Challenge. Everything in the data should be repeated exactly, save for the images.

Information supplied.
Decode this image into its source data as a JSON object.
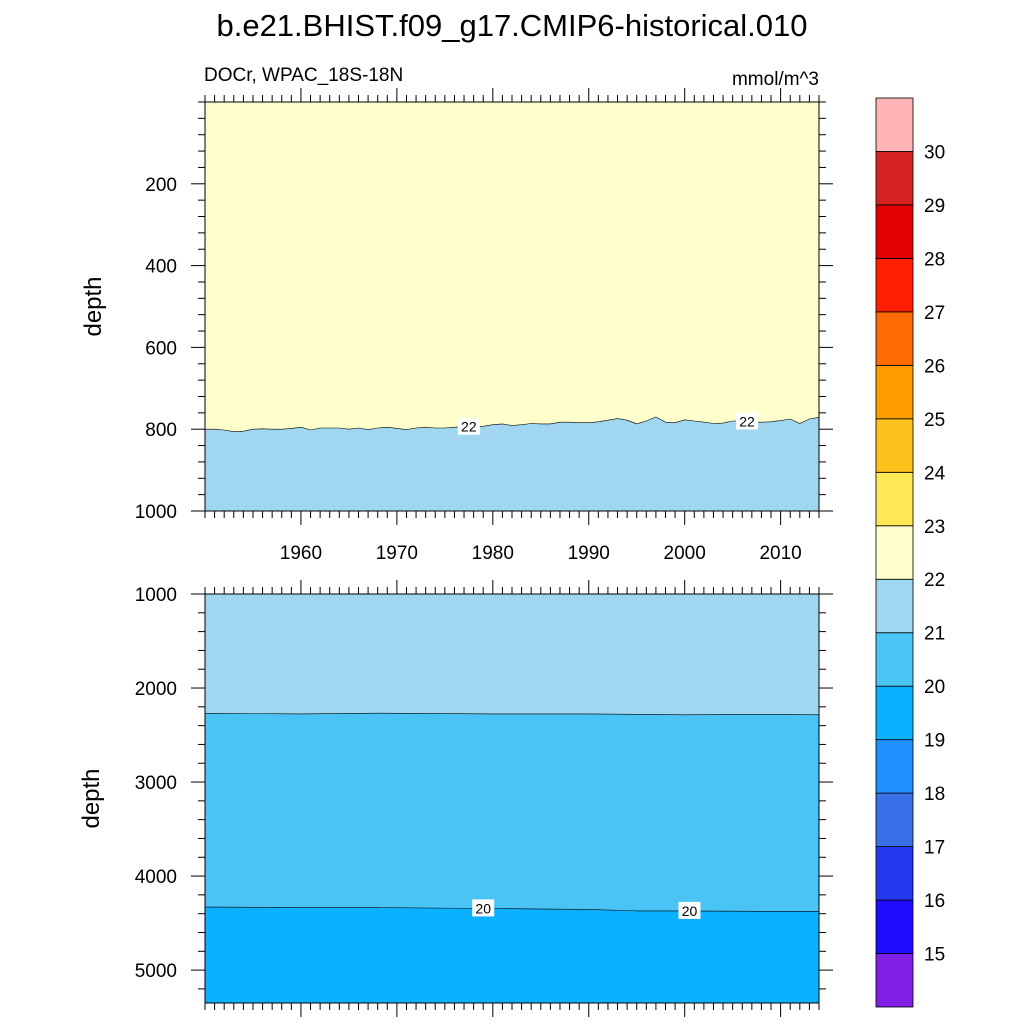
{
  "chart_data": {
    "type": "contour",
    "title": "b.e21.BHIST.f09_g17.CMIP6-historical.010",
    "left_subtitle": "DOCr, WPAC_18S-18N",
    "right_subtitle": "mmol/m^3",
    "xlim": [
      1950,
      2014
    ],
    "x_ticks": [
      1960,
      1970,
      1980,
      1990,
      2000,
      2010
    ],
    "panels": [
      {
        "name": "upper",
        "ylabel": "depth",
        "ylim": [
          0,
          1000
        ],
        "y_ticks": [
          200,
          400,
          600,
          800,
          1000
        ],
        "fill_above": "#ffffcc",
        "contours": [
          {
            "level": 22,
            "fill_below": "#a0d6f0",
            "x": [
              1951,
              1952,
              1953,
              1954,
              1955,
              1956,
              1957,
              1958,
              1959,
              1960,
              1961,
              1962,
              1963,
              1964,
              1965,
              1966,
              1967,
              1968,
              1969,
              1970,
              1971,
              1972,
              1973,
              1974,
              1975,
              1976,
              1977,
              1978,
              1979,
              1980,
              1981,
              1982,
              1983,
              1984,
              1985,
              1986,
              1987,
              1988,
              1989,
              1990,
              1991,
              1992,
              1993,
              1994,
              1995,
              1996,
              1997,
              1998,
              1999,
              2000,
              2001,
              2002,
              2003,
              2004,
              2005,
              2006,
              2007,
              2008,
              2009,
              2010,
              2011,
              2012,
              2013,
              2014
            ],
            "y": [
              800,
              802,
              806,
              805,
              800,
              799,
              800,
              800,
              798,
              795,
              802,
              797,
              797,
              797,
              800,
              797,
              801,
              797,
              795,
              798,
              801,
              797,
              795,
              797,
              797,
              795,
              794,
              794,
              793,
              789,
              787,
              791,
              789,
              786,
              787,
              787,
              783,
              783,
              784,
              784,
              782,
              778,
              774,
              778,
              787,
              780,
              770,
              783,
              784,
              777,
              780,
              783,
              786,
              785,
              780,
              780,
              782,
              783,
              782,
              779,
              775,
              786,
              775,
              771
            ],
            "labels": [
              {
                "x": 1977.5,
                "text": "22"
              },
              {
                "x": 2006.5,
                "text": "22"
              }
            ]
          }
        ]
      },
      {
        "name": "lower",
        "ylabel": "depth",
        "ylim": [
          1000,
          5350
        ],
        "y_ticks": [
          1000,
          2000,
          3000,
          4000,
          5000
        ],
        "fill_above": "#a0d6f0",
        "contours": [
          {
            "level": 21,
            "fill_below": "#4ac3f5",
            "x": [
              1951,
              1960,
              1968,
              1980,
              1990,
              2000,
              2008,
              2014
            ],
            "y": [
              2270,
              2275,
              2268,
              2275,
              2275,
              2285,
              2280,
              2285
            ],
            "labels": []
          },
          {
            "level": 20,
            "fill_below": "#0bb0fe",
            "x": [
              1951,
              1960,
              1968,
              1980,
              1990,
              1995,
              2000,
              2008,
              2014
            ],
            "y": [
              4330,
              4335,
              4335,
              4345,
              4355,
              4370,
              4370,
              4375,
              4375
            ],
            "labels": [
              {
                "x": 1979,
                "text": "20"
              },
              {
                "x": 2000.5,
                "text": "20"
              }
            ]
          }
        ]
      }
    ],
    "colorbar": {
      "labels": [
        "15",
        "16",
        "17",
        "18",
        "19",
        "20",
        "21",
        "22",
        "23",
        "24",
        "25",
        "26",
        "27",
        "28",
        "29",
        "30"
      ],
      "colors": [
        "#7f1fe6",
        "#1f0afe",
        "#2237f0",
        "#3b71e8",
        "#1e90ff",
        "#0bb0fe",
        "#4ac3f5",
        "#a0d6f0",
        "#ffffcc",
        "#ffe853",
        "#fec21e",
        "#ff9c01",
        "#fe6b00",
        "#ff1e00",
        "#e30000",
        "#d42121",
        "#feb3b4"
      ]
    }
  }
}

Solution below.
Decode this image into its source data as a JSON object.
{
  "chart_data": {
    "type": "contour",
    "title": "b.e21.BHIST.f09_g17.CMIP6-historical.010",
    "left_subtitle": "DOCr, WPAC_18S-18N",
    "right_subtitle": "mmol/m^3",
    "xlim": [
      1950,
      2014
    ],
    "x_ticks": [
      1960,
      1970,
      1980,
      1990,
      2000,
      2010
    ],
    "panels": [
      {
        "name": "upper",
        "ylabel": "depth",
        "ylim": [
          0,
          1000
        ],
        "y_ticks": [
          200,
          400,
          600,
          800,
          1000
        ],
        "fill_above": "#ffffcc",
        "contours": [
          {
            "level": 22,
            "fill_below": "#a0d6f0",
            "x": [
              1951,
              1952,
              1953,
              1954,
              1955,
              1956,
              1957,
              1958,
              1959,
              1960,
              1961,
              1962,
              1963,
              1964,
              1965,
              1966,
              1967,
              1968,
              1969,
              1970,
              1971,
              1972,
              1973,
              1974,
              1975,
              1976,
              1977,
              1978,
              1979,
              1980,
              1981,
              1982,
              1983,
              1984,
              1985,
              1986,
              1987,
              1988,
              1989,
              1990,
              1991,
              1992,
              1993,
              1994,
              1995,
              1996,
              1997,
              1998,
              1999,
              2000,
              2001,
              2002,
              2003,
              2004,
              2005,
              2006,
              2007,
              2008,
              2009,
              2010,
              2011,
              2012,
              2013,
              2014
            ],
            "y": [
              800,
              802,
              806,
              805,
              800,
              799,
              800,
              800,
              798,
              795,
              802,
              797,
              797,
              797,
              800,
              797,
              801,
              797,
              795,
              798,
              801,
              797,
              795,
              797,
              797,
              795,
              794,
              794,
              793,
              789,
              787,
              791,
              789,
              786,
              787,
              787,
              783,
              783,
              784,
              784,
              782,
              778,
              774,
              778,
              787,
              780,
              770,
              783,
              784,
              777,
              780,
              783,
              786,
              785,
              780,
              780,
              782,
              783,
              782,
              779,
              775,
              786,
              775,
              771
            ],
            "labels": [
              {
                "x": 1977.5,
                "text": "22"
              },
              {
                "x": 2006.5,
                "text": "22"
              }
            ]
          }
        ]
      },
      {
        "name": "lower",
        "ylabel": "depth",
        "ylim": [
          1000,
          5350
        ],
        "y_ticks": [
          1000,
          2000,
          3000,
          4000,
          5000
        ],
        "fill_above": "#a0d6f0",
        "contours": [
          {
            "level": 21,
            "fill_below": "#4ac3f5",
            "x": [
              1951,
              1960,
              1968,
              1980,
              1990,
              2000,
              2008,
              2014
            ],
            "y": [
              2270,
              2275,
              2268,
              2275,
              2275,
              2285,
              2280,
              2285
            ],
            "labels": []
          },
          {
            "level": 20,
            "fill_below": "#0bb0fe",
            "x": [
              1951,
              1960,
              1968,
              1980,
              1990,
              1995,
              2000,
              2008,
              2014
            ],
            "y": [
              4330,
              4335,
              4335,
              4345,
              4355,
              4370,
              4370,
              4375,
              4375
            ],
            "labels": [
              {
                "x": 1979,
                "text": "20"
              },
              {
                "x": 2000.5,
                "text": "20"
              }
            ]
          }
        ]
      }
    ],
    "colorbar": {
      "labels": [
        "15",
        "16",
        "17",
        "18",
        "19",
        "20",
        "21",
        "22",
        "23",
        "24",
        "25",
        "26",
        "27",
        "28",
        "29",
        "30"
      ],
      "colors": [
        "#7f1fe6",
        "#1f0afe",
        "#2237f0",
        "#3b71e8",
        "#1e90ff",
        "#0bb0fe",
        "#4ac3f5",
        "#a0d6f0",
        "#ffffcc",
        "#ffe853",
        "#fec21e",
        "#ff9c01",
        "#fe6b00",
        "#ff1e00",
        "#e30000",
        "#d42121",
        "#feb3b4"
      ]
    }
  }
}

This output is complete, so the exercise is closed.